Objective
Read the material below. Count the lines containing "name" and give that count alone.

(Raw records)

----

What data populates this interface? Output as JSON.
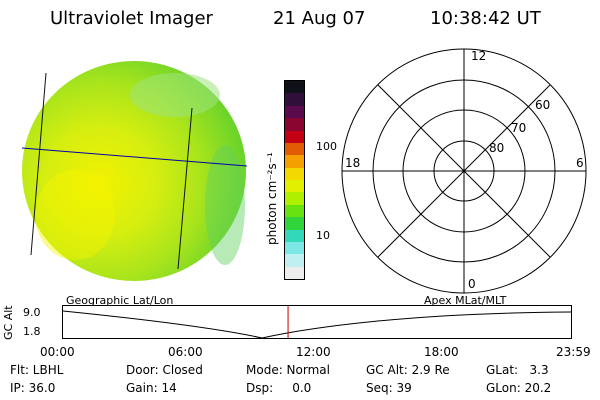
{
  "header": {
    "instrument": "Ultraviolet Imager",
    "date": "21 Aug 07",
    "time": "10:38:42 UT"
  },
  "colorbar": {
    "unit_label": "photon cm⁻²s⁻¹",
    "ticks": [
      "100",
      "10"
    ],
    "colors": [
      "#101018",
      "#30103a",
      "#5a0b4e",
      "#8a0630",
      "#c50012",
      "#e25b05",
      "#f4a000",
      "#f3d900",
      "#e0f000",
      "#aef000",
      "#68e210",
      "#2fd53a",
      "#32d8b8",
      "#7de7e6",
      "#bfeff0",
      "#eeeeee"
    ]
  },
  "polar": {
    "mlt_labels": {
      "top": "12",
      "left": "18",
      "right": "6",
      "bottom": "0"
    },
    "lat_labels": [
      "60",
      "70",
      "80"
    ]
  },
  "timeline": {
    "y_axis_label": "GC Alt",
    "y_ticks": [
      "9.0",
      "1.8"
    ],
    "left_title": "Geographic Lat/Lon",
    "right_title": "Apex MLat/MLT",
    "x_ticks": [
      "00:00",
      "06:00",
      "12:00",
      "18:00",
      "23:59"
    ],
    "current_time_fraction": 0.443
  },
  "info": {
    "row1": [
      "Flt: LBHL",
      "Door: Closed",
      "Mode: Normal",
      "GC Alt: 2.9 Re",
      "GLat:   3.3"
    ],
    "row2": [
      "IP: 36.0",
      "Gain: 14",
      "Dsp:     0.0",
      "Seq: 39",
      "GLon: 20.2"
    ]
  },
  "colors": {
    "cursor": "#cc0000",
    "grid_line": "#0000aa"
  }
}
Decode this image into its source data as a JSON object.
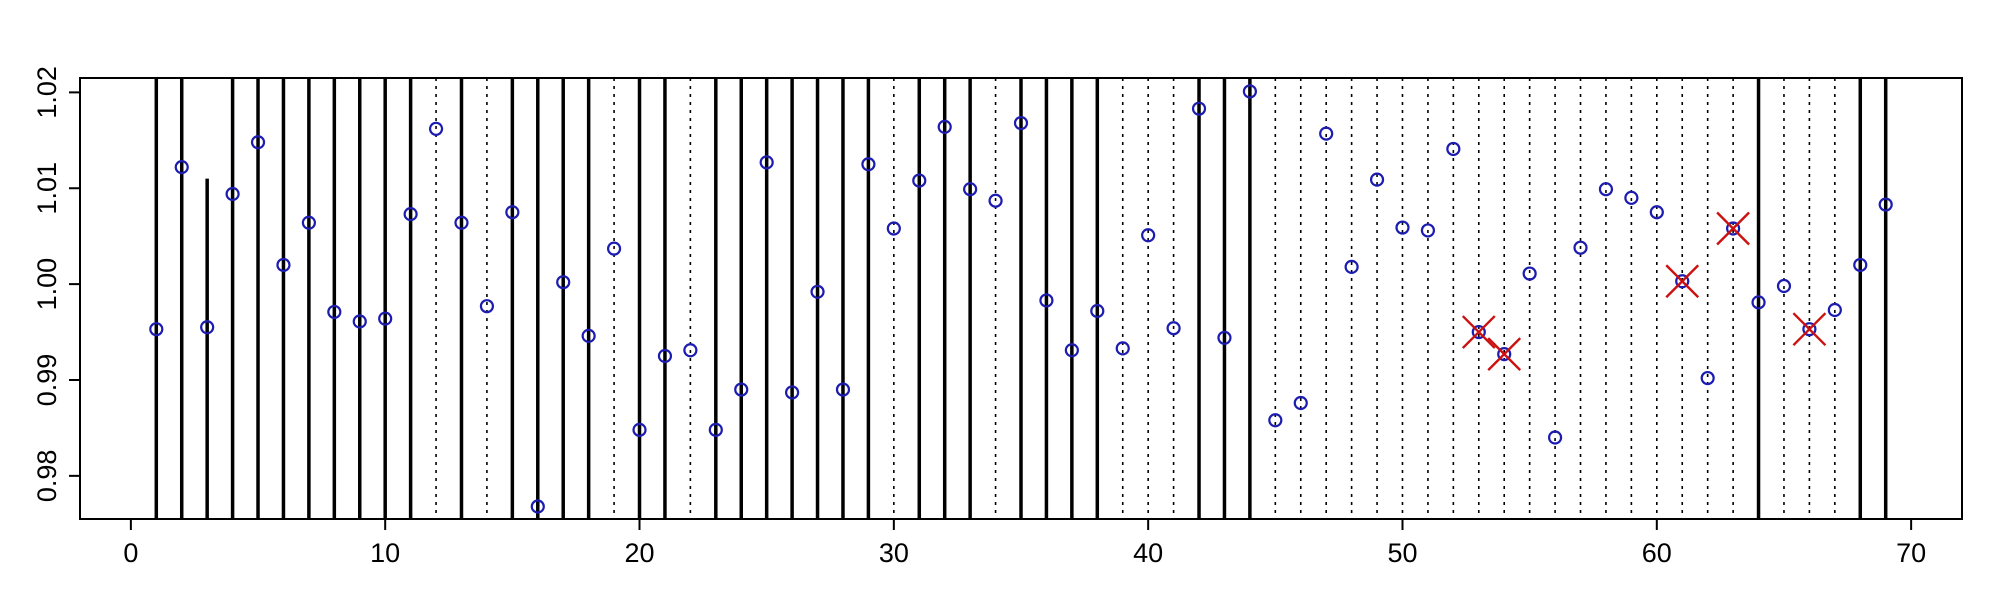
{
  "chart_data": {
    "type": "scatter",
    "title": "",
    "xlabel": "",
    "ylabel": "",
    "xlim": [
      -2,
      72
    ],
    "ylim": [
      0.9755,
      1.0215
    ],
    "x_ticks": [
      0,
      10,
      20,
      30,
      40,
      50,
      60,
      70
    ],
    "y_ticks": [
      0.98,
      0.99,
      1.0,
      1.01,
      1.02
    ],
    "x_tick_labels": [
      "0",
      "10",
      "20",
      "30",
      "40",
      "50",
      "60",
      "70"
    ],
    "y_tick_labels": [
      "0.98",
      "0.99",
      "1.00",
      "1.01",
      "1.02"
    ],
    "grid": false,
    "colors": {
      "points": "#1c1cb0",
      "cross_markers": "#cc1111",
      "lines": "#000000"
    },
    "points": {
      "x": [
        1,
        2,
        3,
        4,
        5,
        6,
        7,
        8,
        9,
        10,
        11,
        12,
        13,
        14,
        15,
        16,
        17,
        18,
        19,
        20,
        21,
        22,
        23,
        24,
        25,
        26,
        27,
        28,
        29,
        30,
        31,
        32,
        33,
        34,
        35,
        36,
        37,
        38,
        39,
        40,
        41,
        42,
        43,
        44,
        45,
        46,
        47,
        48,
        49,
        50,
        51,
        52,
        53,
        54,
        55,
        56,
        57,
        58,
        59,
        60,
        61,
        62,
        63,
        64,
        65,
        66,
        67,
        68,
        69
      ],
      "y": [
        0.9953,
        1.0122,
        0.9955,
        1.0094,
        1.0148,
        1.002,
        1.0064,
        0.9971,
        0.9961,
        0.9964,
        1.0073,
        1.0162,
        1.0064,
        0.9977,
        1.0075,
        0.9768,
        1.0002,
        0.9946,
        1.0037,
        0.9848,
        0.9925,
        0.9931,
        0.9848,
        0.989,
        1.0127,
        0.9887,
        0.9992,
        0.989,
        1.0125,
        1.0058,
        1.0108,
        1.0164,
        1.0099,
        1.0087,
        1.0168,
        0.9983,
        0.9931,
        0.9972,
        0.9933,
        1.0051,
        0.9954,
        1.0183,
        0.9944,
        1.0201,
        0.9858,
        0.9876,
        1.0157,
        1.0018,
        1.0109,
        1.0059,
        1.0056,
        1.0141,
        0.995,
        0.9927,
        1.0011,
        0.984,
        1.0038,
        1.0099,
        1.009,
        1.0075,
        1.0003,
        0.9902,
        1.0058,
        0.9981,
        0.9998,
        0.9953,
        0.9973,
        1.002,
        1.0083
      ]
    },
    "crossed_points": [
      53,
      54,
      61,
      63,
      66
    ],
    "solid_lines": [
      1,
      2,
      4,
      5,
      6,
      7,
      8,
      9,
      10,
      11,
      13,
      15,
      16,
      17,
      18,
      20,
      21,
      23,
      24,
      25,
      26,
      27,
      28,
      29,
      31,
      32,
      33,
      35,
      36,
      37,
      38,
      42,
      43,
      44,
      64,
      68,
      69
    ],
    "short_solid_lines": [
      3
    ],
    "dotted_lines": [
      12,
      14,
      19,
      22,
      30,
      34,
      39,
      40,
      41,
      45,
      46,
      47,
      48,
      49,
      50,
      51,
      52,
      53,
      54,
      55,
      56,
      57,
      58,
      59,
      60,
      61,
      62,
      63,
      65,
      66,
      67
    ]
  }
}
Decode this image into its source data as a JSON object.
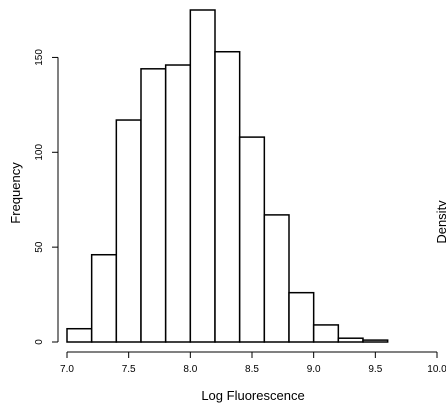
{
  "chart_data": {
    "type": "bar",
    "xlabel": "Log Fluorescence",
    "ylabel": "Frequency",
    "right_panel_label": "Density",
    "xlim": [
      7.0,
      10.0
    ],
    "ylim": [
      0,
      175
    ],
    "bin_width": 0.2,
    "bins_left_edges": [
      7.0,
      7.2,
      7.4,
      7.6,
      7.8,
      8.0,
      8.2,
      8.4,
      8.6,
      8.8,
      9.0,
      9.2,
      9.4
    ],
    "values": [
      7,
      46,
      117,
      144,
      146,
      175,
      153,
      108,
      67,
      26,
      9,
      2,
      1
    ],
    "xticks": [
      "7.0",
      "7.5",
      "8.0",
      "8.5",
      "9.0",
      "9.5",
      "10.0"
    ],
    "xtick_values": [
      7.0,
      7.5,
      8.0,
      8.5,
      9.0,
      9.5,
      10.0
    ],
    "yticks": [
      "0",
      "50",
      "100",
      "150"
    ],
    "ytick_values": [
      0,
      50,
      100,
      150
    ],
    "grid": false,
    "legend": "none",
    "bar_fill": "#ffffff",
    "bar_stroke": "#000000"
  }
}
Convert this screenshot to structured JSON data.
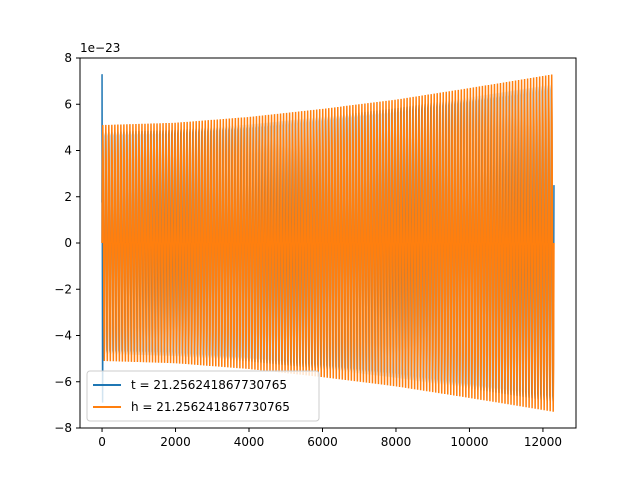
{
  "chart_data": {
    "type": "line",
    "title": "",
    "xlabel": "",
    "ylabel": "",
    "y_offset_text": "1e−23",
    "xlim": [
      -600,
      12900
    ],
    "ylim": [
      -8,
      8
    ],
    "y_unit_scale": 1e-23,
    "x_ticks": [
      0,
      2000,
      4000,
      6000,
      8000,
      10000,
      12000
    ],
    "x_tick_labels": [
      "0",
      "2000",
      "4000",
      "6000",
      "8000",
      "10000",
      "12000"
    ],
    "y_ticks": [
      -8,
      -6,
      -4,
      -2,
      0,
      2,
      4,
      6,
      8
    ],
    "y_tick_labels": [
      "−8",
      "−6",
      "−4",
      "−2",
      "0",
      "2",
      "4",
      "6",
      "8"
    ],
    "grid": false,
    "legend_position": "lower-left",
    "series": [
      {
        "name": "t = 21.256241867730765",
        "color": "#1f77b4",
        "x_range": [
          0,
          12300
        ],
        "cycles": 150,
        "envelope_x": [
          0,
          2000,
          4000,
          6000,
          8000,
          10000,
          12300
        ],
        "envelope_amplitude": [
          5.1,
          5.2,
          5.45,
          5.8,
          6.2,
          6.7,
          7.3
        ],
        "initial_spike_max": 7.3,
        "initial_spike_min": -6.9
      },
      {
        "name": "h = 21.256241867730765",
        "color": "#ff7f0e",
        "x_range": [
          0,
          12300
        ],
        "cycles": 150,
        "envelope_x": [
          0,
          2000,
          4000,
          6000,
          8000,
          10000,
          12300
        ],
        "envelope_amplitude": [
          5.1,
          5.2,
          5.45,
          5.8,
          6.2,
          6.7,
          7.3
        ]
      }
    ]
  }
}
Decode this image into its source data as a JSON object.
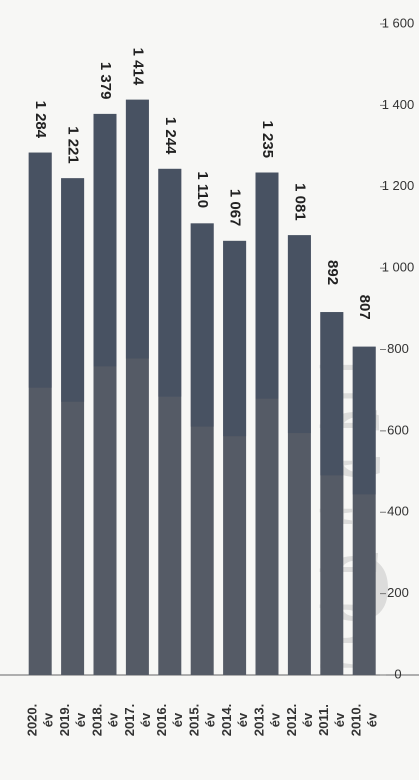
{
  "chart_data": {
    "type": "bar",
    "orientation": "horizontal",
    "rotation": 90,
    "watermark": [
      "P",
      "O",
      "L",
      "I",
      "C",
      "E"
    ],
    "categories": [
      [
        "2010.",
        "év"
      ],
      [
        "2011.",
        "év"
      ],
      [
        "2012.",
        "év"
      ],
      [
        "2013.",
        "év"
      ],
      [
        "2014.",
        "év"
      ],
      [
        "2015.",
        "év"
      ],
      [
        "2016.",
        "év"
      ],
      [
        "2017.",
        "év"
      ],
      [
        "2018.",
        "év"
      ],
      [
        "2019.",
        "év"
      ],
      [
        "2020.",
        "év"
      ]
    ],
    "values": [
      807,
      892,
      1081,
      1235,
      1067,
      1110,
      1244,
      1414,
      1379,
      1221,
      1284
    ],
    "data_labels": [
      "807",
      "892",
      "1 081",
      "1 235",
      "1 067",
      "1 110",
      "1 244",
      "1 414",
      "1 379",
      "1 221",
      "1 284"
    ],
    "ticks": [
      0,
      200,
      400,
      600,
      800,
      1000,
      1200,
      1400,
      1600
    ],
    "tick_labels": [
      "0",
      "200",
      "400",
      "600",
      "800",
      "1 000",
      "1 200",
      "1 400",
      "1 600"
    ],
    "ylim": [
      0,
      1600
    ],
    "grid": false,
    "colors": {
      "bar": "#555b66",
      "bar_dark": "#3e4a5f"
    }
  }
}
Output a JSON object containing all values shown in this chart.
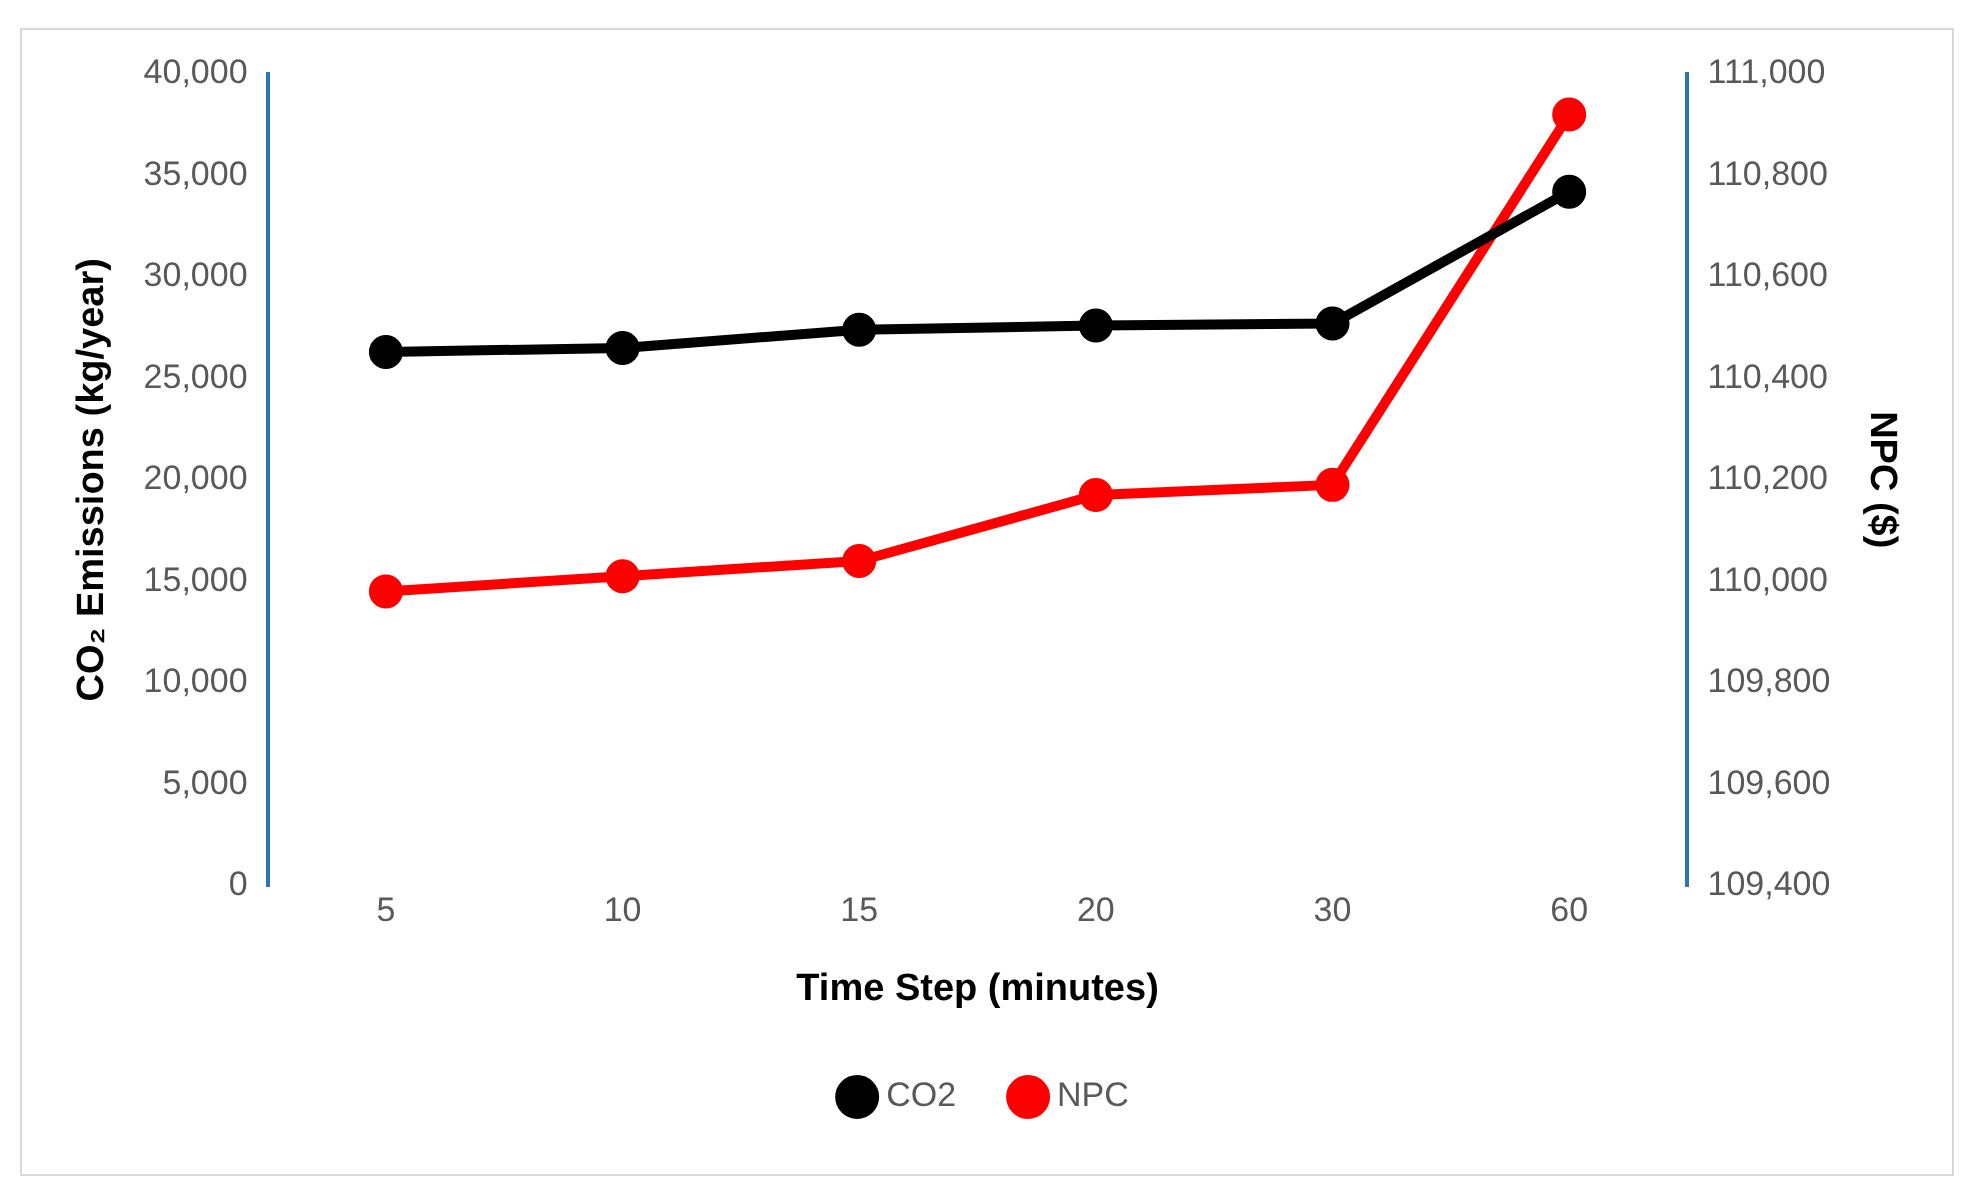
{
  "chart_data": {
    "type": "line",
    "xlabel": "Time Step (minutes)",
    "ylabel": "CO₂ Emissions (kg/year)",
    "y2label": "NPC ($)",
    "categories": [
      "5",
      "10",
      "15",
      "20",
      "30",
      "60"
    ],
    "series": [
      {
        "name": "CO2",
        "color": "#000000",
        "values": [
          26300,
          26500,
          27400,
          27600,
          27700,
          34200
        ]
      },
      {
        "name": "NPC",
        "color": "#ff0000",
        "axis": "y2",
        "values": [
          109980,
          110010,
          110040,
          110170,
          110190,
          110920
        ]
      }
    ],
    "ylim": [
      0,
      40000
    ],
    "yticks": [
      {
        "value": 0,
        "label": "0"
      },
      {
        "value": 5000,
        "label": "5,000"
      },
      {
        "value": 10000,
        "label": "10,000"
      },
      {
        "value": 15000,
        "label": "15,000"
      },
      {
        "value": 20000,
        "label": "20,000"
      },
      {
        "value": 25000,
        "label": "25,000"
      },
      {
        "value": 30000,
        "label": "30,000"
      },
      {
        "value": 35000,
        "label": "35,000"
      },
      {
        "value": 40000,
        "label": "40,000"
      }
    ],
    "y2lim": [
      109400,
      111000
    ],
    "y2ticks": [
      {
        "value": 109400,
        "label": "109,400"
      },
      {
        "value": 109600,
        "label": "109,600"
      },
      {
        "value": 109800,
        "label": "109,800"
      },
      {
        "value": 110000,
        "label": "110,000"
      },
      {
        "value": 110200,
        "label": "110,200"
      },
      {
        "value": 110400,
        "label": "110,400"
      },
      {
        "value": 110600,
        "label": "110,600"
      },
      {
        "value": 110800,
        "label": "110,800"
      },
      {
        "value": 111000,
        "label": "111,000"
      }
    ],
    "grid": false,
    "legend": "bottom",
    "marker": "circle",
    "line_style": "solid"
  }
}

----

Completed task
4